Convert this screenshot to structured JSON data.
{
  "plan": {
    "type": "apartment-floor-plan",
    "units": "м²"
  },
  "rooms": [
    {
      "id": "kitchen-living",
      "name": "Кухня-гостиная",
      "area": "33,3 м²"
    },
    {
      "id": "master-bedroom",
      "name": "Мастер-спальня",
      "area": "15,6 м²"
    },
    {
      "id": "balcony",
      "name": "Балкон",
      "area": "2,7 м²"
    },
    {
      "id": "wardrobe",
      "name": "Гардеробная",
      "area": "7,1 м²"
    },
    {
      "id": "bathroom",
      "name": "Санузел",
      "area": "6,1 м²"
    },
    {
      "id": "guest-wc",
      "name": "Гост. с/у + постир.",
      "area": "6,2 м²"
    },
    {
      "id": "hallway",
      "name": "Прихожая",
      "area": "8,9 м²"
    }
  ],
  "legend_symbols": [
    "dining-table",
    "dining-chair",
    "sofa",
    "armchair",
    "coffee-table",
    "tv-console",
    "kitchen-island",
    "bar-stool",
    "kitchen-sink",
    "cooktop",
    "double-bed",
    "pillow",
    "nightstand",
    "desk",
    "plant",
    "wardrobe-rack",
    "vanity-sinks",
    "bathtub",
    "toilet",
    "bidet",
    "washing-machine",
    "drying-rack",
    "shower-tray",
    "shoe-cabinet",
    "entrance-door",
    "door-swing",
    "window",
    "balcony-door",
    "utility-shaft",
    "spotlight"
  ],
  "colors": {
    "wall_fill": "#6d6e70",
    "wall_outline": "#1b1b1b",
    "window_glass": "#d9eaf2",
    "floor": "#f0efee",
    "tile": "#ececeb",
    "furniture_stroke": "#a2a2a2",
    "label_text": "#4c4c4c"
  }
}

WHAT YOU NEED TO DO: Give the complete listing a second time, exactly as it reads.

THE RESULT:
Convert this screenshot to structured JSON data.
{
  "plan": {
    "type": "apartment-floor-plan",
    "units": "м²"
  },
  "rooms": [
    {
      "id": "kitchen-living",
      "name": "Кухня-гостиная",
      "area": "33,3 м²"
    },
    {
      "id": "master-bedroom",
      "name": "Мастер-спальня",
      "area": "15,6 м²"
    },
    {
      "id": "balcony",
      "name": "Балкон",
      "area": "2,7 м²"
    },
    {
      "id": "wardrobe",
      "name": "Гардеробная",
      "area": "7,1 м²"
    },
    {
      "id": "bathroom",
      "name": "Санузел",
      "area": "6,1 м²"
    },
    {
      "id": "guest-wc",
      "name": "Гост. с/у + постир.",
      "area": "6,2 м²"
    },
    {
      "id": "hallway",
      "name": "Прихожая",
      "area": "8,9 м²"
    }
  ],
  "legend_symbols": [
    "dining-table",
    "dining-chair",
    "sofa",
    "armchair",
    "coffee-table",
    "tv-console",
    "kitchen-island",
    "bar-stool",
    "kitchen-sink",
    "cooktop",
    "double-bed",
    "pillow",
    "nightstand",
    "desk",
    "plant",
    "wardrobe-rack",
    "vanity-sinks",
    "bathtub",
    "toilet",
    "bidet",
    "washing-machine",
    "drying-rack",
    "shower-tray",
    "shoe-cabinet",
    "entrance-door",
    "door-swing",
    "window",
    "balcony-door",
    "utility-shaft",
    "spotlight"
  ],
  "colors": {
    "wall_fill": "#6d6e70",
    "wall_outline": "#1b1b1b",
    "window_glass": "#d9eaf2",
    "floor": "#f0efee",
    "tile": "#ececeb",
    "furniture_stroke": "#a2a2a2",
    "label_text": "#4c4c4c"
  }
}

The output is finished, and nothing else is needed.